Goal of the exercise:
Pull every "Foundation" line out of the data below.

## START

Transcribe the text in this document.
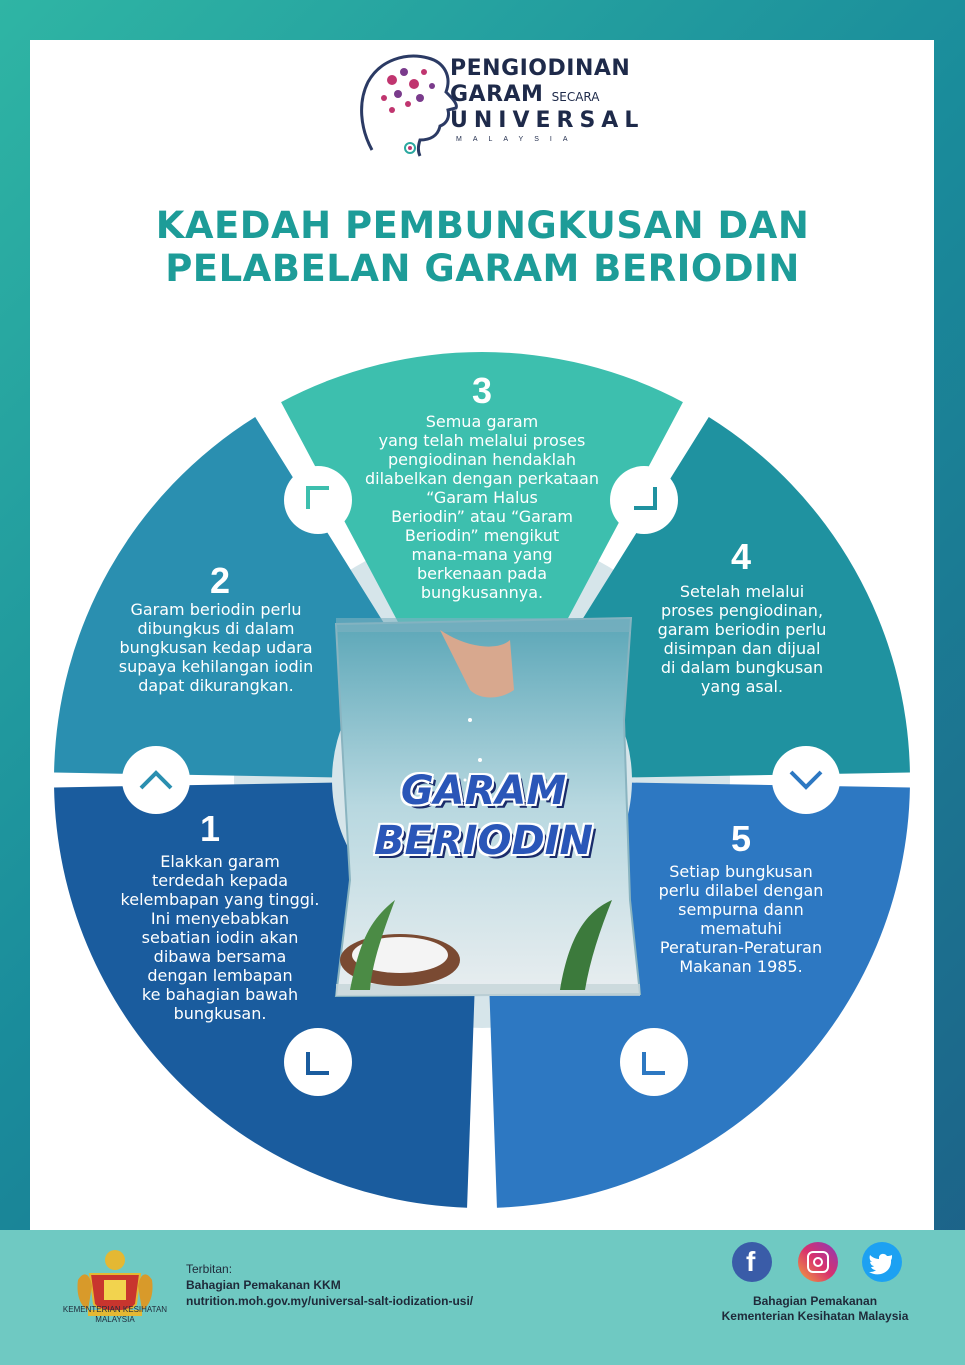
PENGIODINAN
GARAM SECARA
UNIVERSAL
MALAYSIA
KAEDAH PEMBUNGKUSAN DAN
PELABELAN GARAM BERIODIN
GARAM
BERIODIN
1
Elakkan garam
terdedah kepada
kelembapan yang tinggi.
Ini menyebabkan
sebatian iodin akan
dibawa bersama
dengan lembapan
ke bahagian bawah
bungkusan.
2
Garam beriodin perlu
dibungkus di dalam
bungkusan kedap udara
supaya kehilangan iodin
dapat dikurangkan.
3
Semua garam
yang telah melalui proses
pengiodinan hendaklah
dilabelkan dengan perkataan
“Garam Halus
Beriodin” atau “Garam
Beriodin” mengikut
mana-mana yang
berkenaan pada
bungkusannya.
4
Setelah melalui
proses pengiodinan,
garam beriodin perlu
disimpan dan dijual
di dalam bungkusan
yang asal.
5
Setiap bungkusan
perlu dilabel dengan
sempurna dann
mematuhi
Peraturan-Peraturan
Makanan 1985.
KEMENTERIAN KESIHATAN
MALAYSIA
Terbitan:
Bahagian Pemakanan KKM
nutrition.moh.gov.my/universal-salt-iodization-usi/
f
Bahagian Pemakanan
Kementerian Kesihatan Malaysia
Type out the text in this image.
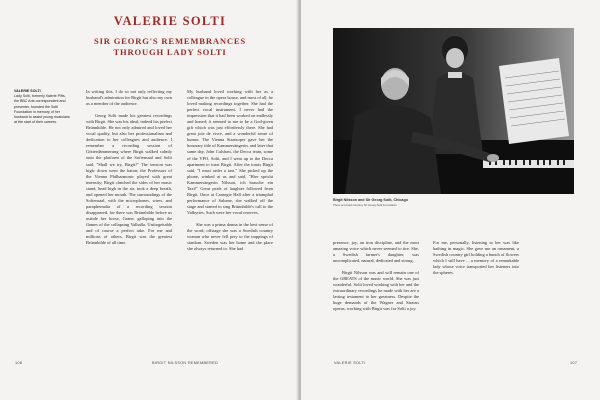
VALERIE SOLTI
SIR GEORG'S REMEMBRANCES
THROUGH LADY SOLTI
VALERIE SOLTI
Lady Solti, formerly Valerie Pitts, the BBC Arts correspondent and presenter, founded the Solti Foundation in memory of her husband to assist young musicians at the start of their careers.

In writing this, I do so not only reflecting my husband's admiration for Birgit but also my own as a member of the audience.

Georg Solti made his greatest recordings with Birgit. She was his ideal, indeed his perfect Brünnhilde. He not only admired and loved her vocal quality, but also her professionalism and dedication to her colleagues and audience. I remember a recording session of Götterdämmerung where Birgit walked calmly onto the platform of the Sofiensaal and Solti said, "Shall we try, Birgit?" The tension was high: down went the baton; the Professors of the Vienna Philharmonic played with great intensity; Birgit clutched the sides of her music stand, head high in the air, took a deep breath, and opened her mouth. The surroundings of the Sofiensaal, with the microphones, wires, and paraphernalia of a recording session disappeared, for there was Brünnhilde before us astride her horse, Grane, galloping into the flames of the collapsing Valhalla. Unforgettable and of course a perfect take. For me and millions of others, Birgit was the greatest Brünnhilde of all time.

My husband loved working with her as a colleague in the opera house, and most of all, he loved making recordings together. She had the perfect vocal instrument. I never had the impression that it had been worked on endlessly and honed; it seemed to me to be a God-given gift which was just effortlessly there. She had great joie de vivre, and a wonderful sense of humor. The Vienna Staatsoper gave her the honorary title of Kammersängerin, and later that same day, John Culshaw, the Decca team, some of the VPO, Solti, and I went up to the Decca apartment to toast Birgit. After the toasts Birgit said, "I must order a taxi." She picked up the phone, winked at us and said, "Hier spricht Kammersängerin Nilsson, ich brauche ein Taxi!" Great peals of laughter followed from Birgit. Once at Carnegie Hall after a triumphal performance of Salome, she walked off the stage and started to sing Brünnhilde's call to the Valkyries. Such were her vocal reserves.

She was a prima donna in the best sense of the word; offstage she was a Swedish country woman who never fell prey to the trappings of stardom. Sweden was her home and the place she always returned to. She had

106	BIRGIT NILSSON REMEMBERED
Birgit Nilsson and Sir Georg Solti, Chicago
Photo provided courtesy Sir Georg Solti Foundation

presence, joy, an iron discipline, and the most amazing voice which never seemed to tire. She, a Swedish farmer's daughter, was uncomplicated, natural, dedicated and strong.

Birgit Nilsson was and will remain one of the GREATS of the music world. She was just wonderful. Solti loved working with her and the extraordinary recordings he made with her are a lasting testament to her greatness. Despite the huge demands of the Wagner and Strauss operas, working with Birgit was for Solti a joy.

For me, personally, listening to her was like bathing in magic. She gave me an ornament, a Swedish country girl holding a bunch of flowers which I still have ... a memory of a remarkable lady whose voice transported her listeners into the spheres.

VALERIE SOLTI	107
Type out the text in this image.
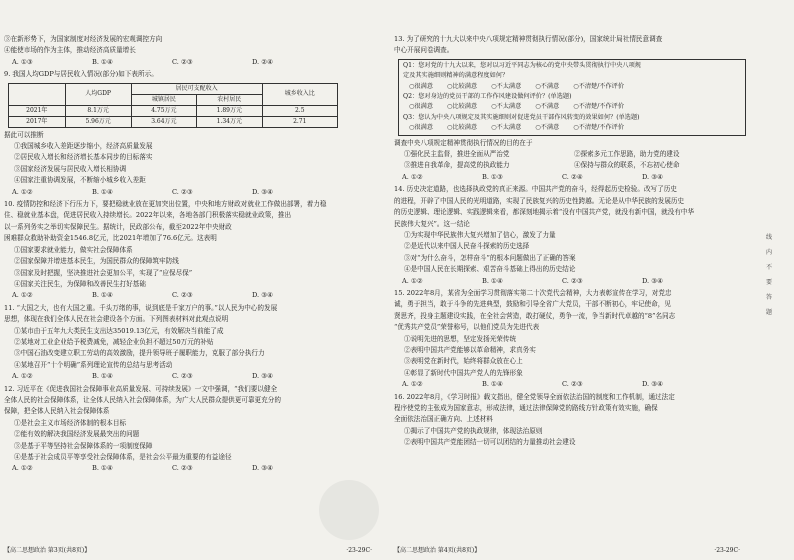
③在新形势下，为国家制度对经济发展的宏观调控方向
④能使市场的作为主体，推动经济高质量增长
A. ①③	B. ①④	C. ②③	D. ②④
9. 我国人均GDP与居民收入情况(部分)如下表所示。
	人均GDP	居民可支配收入		城乡收入比
		城镇居民	农村居民	
2021年	8.1万元	4.75万元	1.89万元	2.5
2017年	5.96万元	3.64万元	1.34万元	2.71
据此可以推断
①我国城乡收入差距逐步缩小，经济高质量发展
②居民收入增长和经济增长基本同步的目标落实
③国家经济发展与居民收入增长相协调
④国家注重协调发展，不断缩小城乡收入差距
A. ①②	B. ①④	C. ②③	D. ③④
10. 疫情防控和经济下行压力下，要把稳就业放在更加突出位置，中央和地方财政对就业工作做出部署，着力稳
住、稳就业基本盘，促进居民收入持续增长。2022年以来，各地各部门积极落实稳就业政策，推出
以一系列务实之举切实保障民生。据统计，民政部公布，截至2022年中央财政
困难群众救助补助资金1546.8亿元，比2021年增加了76.6亿元。这表明
①国家要求就业能力，做实社会保障体系
②国家保障并增进基本民生，为国民群众的保障筑牢防线
③国家及时把握，坚决推进社会更加公平，实现了“应保尽保”
④国家关注民生，为保障和改善民生打好基础
A. ①②	B. ①④	C. ②③	D. ③④
11. “大国之大，也有大国之重。千头万绪的事，说到底是千家万户的事。”以人民为中心的发展
思想，体现在我们全体人民在社会建设各个方面。下列图表材料对此观点说明
①某市由于五年九大类民生支出达35019.13亿元，有效解决当前能了成
②某地对工业企业给予税费减免，减轻企业负担不超过50万元的补贴
③中国石油改变建立职工劳动的高效激励，提升领导班子履职能力，克服了部分执行力
④某地召开“十个明确”系列理论宣传的总结与思考活动
A. ①②	B. ①④	C. ②③	D. ③④
12. 习近平在《促进我国社会保障事业高质量发展、可持续发展》一文中强调，“我们要以健全
全体人民的社会保障体系，让全体人民纳入社会保障体系，为广大人民群众提供更可靠更充分的
保障，把全体人民纳入社会保障体系
①是社会主义市场经济体制的根本目标
②能有效的解决我国经济发展最突出的问题
③是基于平等坚持社会保障体系的一项制度保障
④是基于社会成员平等享受社会保障体系，是社会公平最为重要的有益途径
A. ①②	B. ①④	C. ②③	D. ③④
【高二思想政治 第3页(共8页)】	·23-29C·
13. 为了研究的十九大以来中央八项规定精神贯彻执行情况(部分)，国家统计局社情民意调查
中心开展问卷调查。
Q1：您对党的十九大以来，您对以习近平同志为核心的党中央带头贯彻执行中央八项规
定及其实施细则精神的满意程度如何？
○很满意 ○比较满意 ○不太满意 ○不满意 ○不清楚/不作评价
Q2：您对身边的党员干部的工作作风建设做何评价？(单选题)
○很满意 ○比较满意 ○不太满意 ○不满意 ○不清楚/不作评价
Q3：您认为中央八项规定及其实施细则对促进党员干部作风转变的效果如何？(单选题)
○很满意 ○比较满意 ○不太满意 ○不满意 ○不清楚/不作评价
调查中央八项规定精神贯彻执行情况的目的在于
①强化民主监督，推进全面从严治党	②探索多元工作思路，助力党的建设
③推进自我革命，提高党的执政能力	④保持与群众的联系，不忘初心使命
A. ①②	B. ①③	C. ②④	D. ③④
14. 历史决定道路，也选择执政党的真正来源。中国共产党的奋斗，经得起历史检验。改写了历史
的进程，开辟了中国人民的光明道路，实现了民族复兴的历史性跨越。无论是从中华民族的发展历史
的历史逻辑、理论逻辑、实践逻辑来看，都深刻地揭示着“没有中国共产党，就没有新中国，就没有中华
民族伟大复兴”。这一结论
①为实现中华民族伟大复兴增加了信心，激发了力量
②是近代以来中国人民奋斗探索的历史选择
③对“为什么奋斗，怎样奋斗”的根本问题做出了正确的答案
④是中国人民在长期探索、艰苦奋斗基础上得出的历史结论
A. ①②	B. ①④	C. ②③	D. ③④
15. 2022年8月，某省为全面学习贯彻落实第二十次党代会精神，大力表彰宣传在学习，对党忠
诚，勇于担当，敢于斗争的先进典型，鼓励和引导全省广大党员，干部不断初心，牢记使命，见
贤思齐，投身主题建设实践，在全社会营造，敢打硬仗，勇争一流，争当新时代卓越的“8”名同志
“优秀共产党员”荣誉称号，以他们党员为先进代表
①说明先进的思想，坚定发扬光荣传统
②表明中国共产党能够以革命精神，求真务实
③表明党在新时代，始终将群众放在心上
④彰显了新时代中国共产党人的先锋形象
A. ①②	B. ①④	C. ②③	D. ③④
16. 2022年8月，《学习时报》载文指出，健全党领导全面依法治国的制度和工作机制，通过法定
程序使党的主张成为国家意志，形成法律，通过法律保障党的路线方针政策有效实施，确保
全面依法治国正确方向、上述材料
①揭示了中国共产党的执政规律，体现法治原则
②表明中国共产党能团结一切可以团结的力量推动社会建设
【高二思想政治 第4页(共8页)】	·23-29C·
线
内
不
要
答
题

## END

Solved exercise:
Lady Solti, formerly Valerie Pitts, the BBC Arts correspondent and presenter, founded the Solti Foundation in memory of her husband to assist young musicians at the start of their careers.
Photo provided courtesy Sir Georg Solti Foundation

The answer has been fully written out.